>>
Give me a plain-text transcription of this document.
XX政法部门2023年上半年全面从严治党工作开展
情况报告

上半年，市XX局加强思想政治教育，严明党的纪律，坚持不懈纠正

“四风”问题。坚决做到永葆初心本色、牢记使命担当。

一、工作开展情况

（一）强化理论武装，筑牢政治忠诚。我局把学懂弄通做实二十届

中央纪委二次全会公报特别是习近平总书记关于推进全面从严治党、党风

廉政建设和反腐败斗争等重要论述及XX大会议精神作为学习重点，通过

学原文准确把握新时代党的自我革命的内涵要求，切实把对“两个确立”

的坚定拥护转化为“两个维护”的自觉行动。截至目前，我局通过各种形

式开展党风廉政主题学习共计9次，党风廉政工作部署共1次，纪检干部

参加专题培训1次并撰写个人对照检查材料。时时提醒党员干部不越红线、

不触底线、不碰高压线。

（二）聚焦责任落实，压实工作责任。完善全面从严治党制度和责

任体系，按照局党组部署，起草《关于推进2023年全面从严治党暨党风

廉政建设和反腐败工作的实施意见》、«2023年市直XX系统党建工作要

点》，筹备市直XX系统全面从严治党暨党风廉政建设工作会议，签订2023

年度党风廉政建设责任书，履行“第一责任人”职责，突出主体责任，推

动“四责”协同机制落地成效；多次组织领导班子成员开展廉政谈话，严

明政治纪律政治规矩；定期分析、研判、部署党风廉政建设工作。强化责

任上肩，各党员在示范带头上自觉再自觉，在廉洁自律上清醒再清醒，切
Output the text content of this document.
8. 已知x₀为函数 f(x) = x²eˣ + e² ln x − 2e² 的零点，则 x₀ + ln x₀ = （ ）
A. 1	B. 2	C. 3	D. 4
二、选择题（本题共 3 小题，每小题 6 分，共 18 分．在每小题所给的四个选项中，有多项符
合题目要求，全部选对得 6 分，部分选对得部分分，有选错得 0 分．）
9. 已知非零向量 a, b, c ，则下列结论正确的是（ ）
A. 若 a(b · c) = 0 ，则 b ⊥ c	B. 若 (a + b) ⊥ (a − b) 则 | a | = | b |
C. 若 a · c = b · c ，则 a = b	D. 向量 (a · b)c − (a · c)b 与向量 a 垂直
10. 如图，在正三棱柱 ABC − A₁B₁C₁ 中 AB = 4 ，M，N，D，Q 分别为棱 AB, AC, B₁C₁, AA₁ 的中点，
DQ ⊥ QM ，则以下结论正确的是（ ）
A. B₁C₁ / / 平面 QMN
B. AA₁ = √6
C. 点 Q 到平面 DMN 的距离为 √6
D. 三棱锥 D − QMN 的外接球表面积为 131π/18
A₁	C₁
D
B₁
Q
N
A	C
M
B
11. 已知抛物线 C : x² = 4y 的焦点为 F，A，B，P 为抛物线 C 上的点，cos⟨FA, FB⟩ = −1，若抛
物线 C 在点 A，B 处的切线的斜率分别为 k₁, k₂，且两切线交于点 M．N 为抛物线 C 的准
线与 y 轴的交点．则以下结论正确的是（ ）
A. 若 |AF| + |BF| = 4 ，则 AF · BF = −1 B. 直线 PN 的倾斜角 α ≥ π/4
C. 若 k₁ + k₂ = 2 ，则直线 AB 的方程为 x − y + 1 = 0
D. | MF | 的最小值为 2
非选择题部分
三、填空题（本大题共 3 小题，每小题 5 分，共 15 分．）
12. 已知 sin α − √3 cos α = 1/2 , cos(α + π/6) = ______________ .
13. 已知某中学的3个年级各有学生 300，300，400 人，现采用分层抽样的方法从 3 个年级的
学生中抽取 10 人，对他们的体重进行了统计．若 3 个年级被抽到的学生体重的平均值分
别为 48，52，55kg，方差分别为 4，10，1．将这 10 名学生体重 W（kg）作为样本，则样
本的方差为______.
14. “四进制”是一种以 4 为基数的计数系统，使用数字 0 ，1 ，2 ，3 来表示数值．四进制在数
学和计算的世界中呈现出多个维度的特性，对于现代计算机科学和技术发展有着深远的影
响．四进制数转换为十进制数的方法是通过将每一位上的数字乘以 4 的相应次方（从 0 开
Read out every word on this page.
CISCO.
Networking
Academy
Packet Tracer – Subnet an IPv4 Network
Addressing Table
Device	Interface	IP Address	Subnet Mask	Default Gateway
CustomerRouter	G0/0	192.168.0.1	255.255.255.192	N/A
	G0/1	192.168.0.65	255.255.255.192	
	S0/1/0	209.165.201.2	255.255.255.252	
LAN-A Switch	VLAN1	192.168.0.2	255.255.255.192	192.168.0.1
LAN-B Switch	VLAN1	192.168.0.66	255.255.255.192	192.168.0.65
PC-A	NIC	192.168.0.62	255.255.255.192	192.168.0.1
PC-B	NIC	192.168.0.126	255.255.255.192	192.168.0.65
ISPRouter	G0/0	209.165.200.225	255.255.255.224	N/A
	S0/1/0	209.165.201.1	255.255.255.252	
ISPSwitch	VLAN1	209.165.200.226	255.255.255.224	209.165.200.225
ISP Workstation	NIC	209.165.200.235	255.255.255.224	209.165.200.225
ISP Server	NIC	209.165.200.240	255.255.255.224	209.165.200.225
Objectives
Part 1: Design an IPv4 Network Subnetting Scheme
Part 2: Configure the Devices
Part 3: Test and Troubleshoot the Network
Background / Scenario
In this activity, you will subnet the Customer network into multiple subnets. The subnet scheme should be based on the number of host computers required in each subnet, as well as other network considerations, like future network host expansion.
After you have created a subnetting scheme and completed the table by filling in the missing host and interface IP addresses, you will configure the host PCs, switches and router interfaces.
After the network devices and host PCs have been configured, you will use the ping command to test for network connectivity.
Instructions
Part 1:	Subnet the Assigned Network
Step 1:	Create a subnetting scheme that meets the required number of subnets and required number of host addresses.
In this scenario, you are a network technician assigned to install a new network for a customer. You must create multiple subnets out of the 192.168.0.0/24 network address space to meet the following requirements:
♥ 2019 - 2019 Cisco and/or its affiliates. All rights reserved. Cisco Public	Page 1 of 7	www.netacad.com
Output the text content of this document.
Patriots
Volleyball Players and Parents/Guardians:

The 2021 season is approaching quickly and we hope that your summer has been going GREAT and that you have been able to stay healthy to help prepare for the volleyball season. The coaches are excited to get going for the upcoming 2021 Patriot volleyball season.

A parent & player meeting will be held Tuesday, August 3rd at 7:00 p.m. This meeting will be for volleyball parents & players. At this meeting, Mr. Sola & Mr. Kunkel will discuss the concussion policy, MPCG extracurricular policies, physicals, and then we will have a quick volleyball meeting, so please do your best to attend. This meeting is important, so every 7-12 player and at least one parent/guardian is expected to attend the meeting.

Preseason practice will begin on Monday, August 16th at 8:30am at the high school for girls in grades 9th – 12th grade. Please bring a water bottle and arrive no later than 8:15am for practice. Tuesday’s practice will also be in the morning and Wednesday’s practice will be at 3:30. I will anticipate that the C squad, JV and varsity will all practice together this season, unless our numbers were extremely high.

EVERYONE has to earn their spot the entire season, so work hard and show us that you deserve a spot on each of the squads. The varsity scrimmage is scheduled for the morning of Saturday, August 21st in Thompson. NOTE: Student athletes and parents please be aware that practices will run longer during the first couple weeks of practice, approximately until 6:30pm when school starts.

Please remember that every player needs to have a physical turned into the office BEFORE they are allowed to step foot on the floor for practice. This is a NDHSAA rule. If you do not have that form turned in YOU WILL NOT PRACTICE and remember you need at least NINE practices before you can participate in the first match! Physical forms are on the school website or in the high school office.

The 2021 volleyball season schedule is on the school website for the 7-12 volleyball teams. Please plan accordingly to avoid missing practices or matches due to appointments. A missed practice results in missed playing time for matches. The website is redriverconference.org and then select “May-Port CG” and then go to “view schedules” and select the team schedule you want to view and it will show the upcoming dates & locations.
<<
**Your task**
Your task is to transcribe the material exactly.

**Right answer**
Give me a plain-text transcription of this document.
XX政法部门2023年上半年全面从严治党工作开展
情况报告

上半年，市XX局加强思想政治教育，严明党的纪律，坚持不懈纠正

“四风”问题。坚决做到永葆初心本色、牢记使命担当。

一、工作开展情况

（一）强化理论武装，筑牢政治忠诚。我局把学懂弄通做实二十届

中央纪委二次全会公报特别是习近平总书记关于推进全面从严治党、党风

廉政建设和反腐败斗争等重要论述及XX大会议精神作为学习重点，通过

学原文准确把握新时代党的自我革命的内涵要求，切实把对“两个确立”

的坚定拥护转化为“两个维护”的自觉行动。截至目前，我局通过各种形

式开展党风廉政主题学习共计9次，党风廉政工作部署共1次，纪检干部

参加专题培训1次并撰写个人对照检查材料。时时提醒党员干部不越红线、

不触底线、不碰高压线。

（二）聚焦责任落实，压实工作责任。完善全面从严治党制度和责

任体系，按照局党组部署，起草《关于推进2023年全面从严治党暨党风

廉政建设和反腐败工作的实施意见》、«2023年市直XX系统党建工作要

点》，筹备市直XX系统全面从严治党暨党风廉政建设工作会议，签订2023

年度党风廉政建设责任书，履行“第一责任人”职责，突出主体责任，推

动“四责”协同机制落地成效；多次组织领导班子成员开展廉政谈话，严

明政治纪律政治规矩；定期分析、研判、部署党风廉政建设工作。强化责

任上肩，各党员在示范带头上自觉再自觉，在廉洁自律上清醒再清醒，切
Output the text content of this document.
8. 已知x₀为函数 f(x) = x²eˣ + e² ln x − 2e² 的零点，则 x₀ + ln x₀ = （ ）
A. 1	B. 2	C. 3	D. 4
二、选择题（本题共 3 小题，每小题 6 分，共 18 分．在每小题所给的四个选项中，有多项符
合题目要求，全部选对得 6 分，部分选对得部分分，有选错得 0 分．）
9. 已知非零向量 a, b, c ，则下列结论正确的是（ ）
A. 若 a(b · c) = 0 ，则 b ⊥ c	B. 若 (a + b) ⊥ (a − b) 则 | a | = | b |
C. 若 a · c = b · c ，则 a = b	D. 向量 (a · b)c − (a · c)b 与向量 a 垂直
10. 如图，在正三棱柱 ABC − A₁B₁C₁ 中 AB = 4 ，M，N，D，Q 分别为棱 AB, AC, B₁C₁, AA₁ 的中点，
DQ ⊥ QM ，则以下结论正确的是（ ）
A. B₁C₁ / / 平面 QMN
B. AA₁ = √6
C. 点 Q 到平面 DMN 的距离为 √6
D. 三棱锥 D − QMN 的外接球表面积为 131π/18
A₁	C₁
D
B₁
Q
N
A	C
M
B
11. 已知抛物线 C : x² = 4y 的焦点为 F，A，B，P 为抛物线 C 上的点，cos⟨FA, FB⟩ = −1，若抛
物线 C 在点 A，B 处的切线的斜率分别为 k₁, k₂，且两切线交于点 M．N 为抛物线 C 的准
线与 y 轴的交点．则以下结论正确的是（ ）
A. 若 |AF| + |BF| = 4 ，则 AF · BF = −1 B. 直线 PN 的倾斜角 α ≥ π/4
C. 若 k₁ + k₂ = 2 ，则直线 AB 的方程为 x − y + 1 = 0
D. | MF | 的最小值为 2
非选择题部分
三、填空题（本大题共 3 小题，每小题 5 分，共 15 分．）
12. 已知 sin α − √3 cos α = 1/2 , cos(α + π/6) = ______________ .
13. 已知某中学的3个年级各有学生 300，300，400 人，现采用分层抽样的方法从 3 个年级的
学生中抽取 10 人，对他们的体重进行了统计．若 3 个年级被抽到的学生体重的平均值分
别为 48，52，55kg，方差分别为 4，10，1．将这 10 名学生体重 W（kg）作为样本，则样
本的方差为______.
14. “四进制”是一种以 4 为基数的计数系统，使用数字 0 ，1 ，2 ，3 来表示数值．四进制在数
学和计算的世界中呈现出多个维度的特性，对于现代计算机科学和技术发展有着深远的影
响．四进制数转换为十进制数的方法是通过将每一位上的数字乘以 4 的相应次方（从 0 开
Read out every word on this page.
CISCO.
Networking
Academy
Packet Tracer – Subnet an IPv4 Network
Addressing Table
Device	Interface	IP Address	Subnet Mask	Default Gateway
CustomerRouter	G0/0	192.168.0.1	255.255.255.192	N/A
	G0/1	192.168.0.65	255.255.255.192	
	S0/1/0	209.165.201.2	255.255.255.252	
LAN-A Switch	VLAN1	192.168.0.2	255.255.255.192	192.168.0.1
LAN-B Switch	VLAN1	192.168.0.66	255.255.255.192	192.168.0.65
PC-A	NIC	192.168.0.62	255.255.255.192	192.168.0.1
PC-B	NIC	192.168.0.126	255.255.255.192	192.168.0.65
ISPRouter	G0/0	209.165.200.225	255.255.255.224	N/A
	S0/1/0	209.165.201.1	255.255.255.252	
ISPSwitch	VLAN1	209.165.200.226	255.255.255.224	209.165.200.225
ISP Workstation	NIC	209.165.200.235	255.255.255.224	209.165.200.225
ISP Server	NIC	209.165.200.240	255.255.255.224	209.165.200.225
Objectives
Part 1: Design an IPv4 Network Subnetting Scheme
Part 2: Configure the Devices
Part 3: Test and Troubleshoot the Network
Background / Scenario
In this activity, you will subnet the Customer network into multiple subnets. The subnet scheme should be based on the number of host computers required in each subnet, as well as other network considerations, like future network host expansion.
After you have created a subnetting scheme and completed the table by filling in the missing host and interface IP addresses, you will configure the host PCs, switches and router interfaces.
After the network devices and host PCs have been configured, you will use the ping command to test for network connectivity.
Instructions
Part 1:	Subnet the Assigned Network
Step 1:	Create a subnetting scheme that meets the required number of subnets and required number of host addresses.
In this scenario, you are a network technician assigned to install a new network for a customer. You must create multiple subnets out of the 192.168.0.0/24 network address space to meet the following requirements:
♥ 2019 - 2019 Cisco and/or its affiliates. All rights reserved. Cisco Public	Page 1 of 7	www.netacad.com
Output the text content of this document.
Patriots
Volleyball Players and Parents/Guardians:

The 2021 season is approaching quickly and we hope that your summer has been going GREAT and that you have been able to stay healthy to help prepare for the volleyball season. The coaches are excited to get going for the upcoming 2021 Patriot volleyball season.

A parent & player meeting will be held Tuesday, August 3rd at 7:00 p.m. This meeting will be for volleyball parents & players. At this meeting, Mr. Sola & Mr. Kunkel will discuss the concussion policy, MPCG extracurricular policies, physicals, and then we will have a quick volleyball meeting, so please do your best to attend. This meeting is important, so every 7-12 player and at least one parent/guardian is expected to attend the meeting.

Preseason practice will begin on Monday, August 16th at 8:30am at the high school for girls in grades 9th – 12th grade. Please bring a water bottle and arrive no later than 8:15am for practice. Tuesday’s practice will also be in the morning and Wednesday’s practice will be at 3:30. I will anticipate that the C squad, JV and varsity will all practice together this season, unless our numbers were extremely high.

EVERYONE has to earn their spot the entire season, so work hard and show us that you deserve a spot on each of the squads. The varsity scrimmage is scheduled for the morning of Saturday, August 21st in Thompson. NOTE: Student athletes and parents please be aware that practices will run longer during the first couple weeks of practice, approximately until 6:30pm when school starts.

Please remember that every player needs to have a physical turned into the office BEFORE they are allowed to step foot on the floor for practice. This is a NDHSAA rule. If you do not have that form turned in YOU WILL NOT PRACTICE and remember you need at least NINE practices before you can participate in the first match! Physical forms are on the school website or in the high school office.

The 2021 volleyball season schedule is on the school website for the 7-12 volleyball teams. Please plan accordingly to avoid missing practices or matches due to appointments. A missed practice results in missed playing time for matches. The website is redriverconference.org and then select “May-Port CG” and then go to “view schedules” and select the team schedule you want to view and it will show the upcoming dates & locations.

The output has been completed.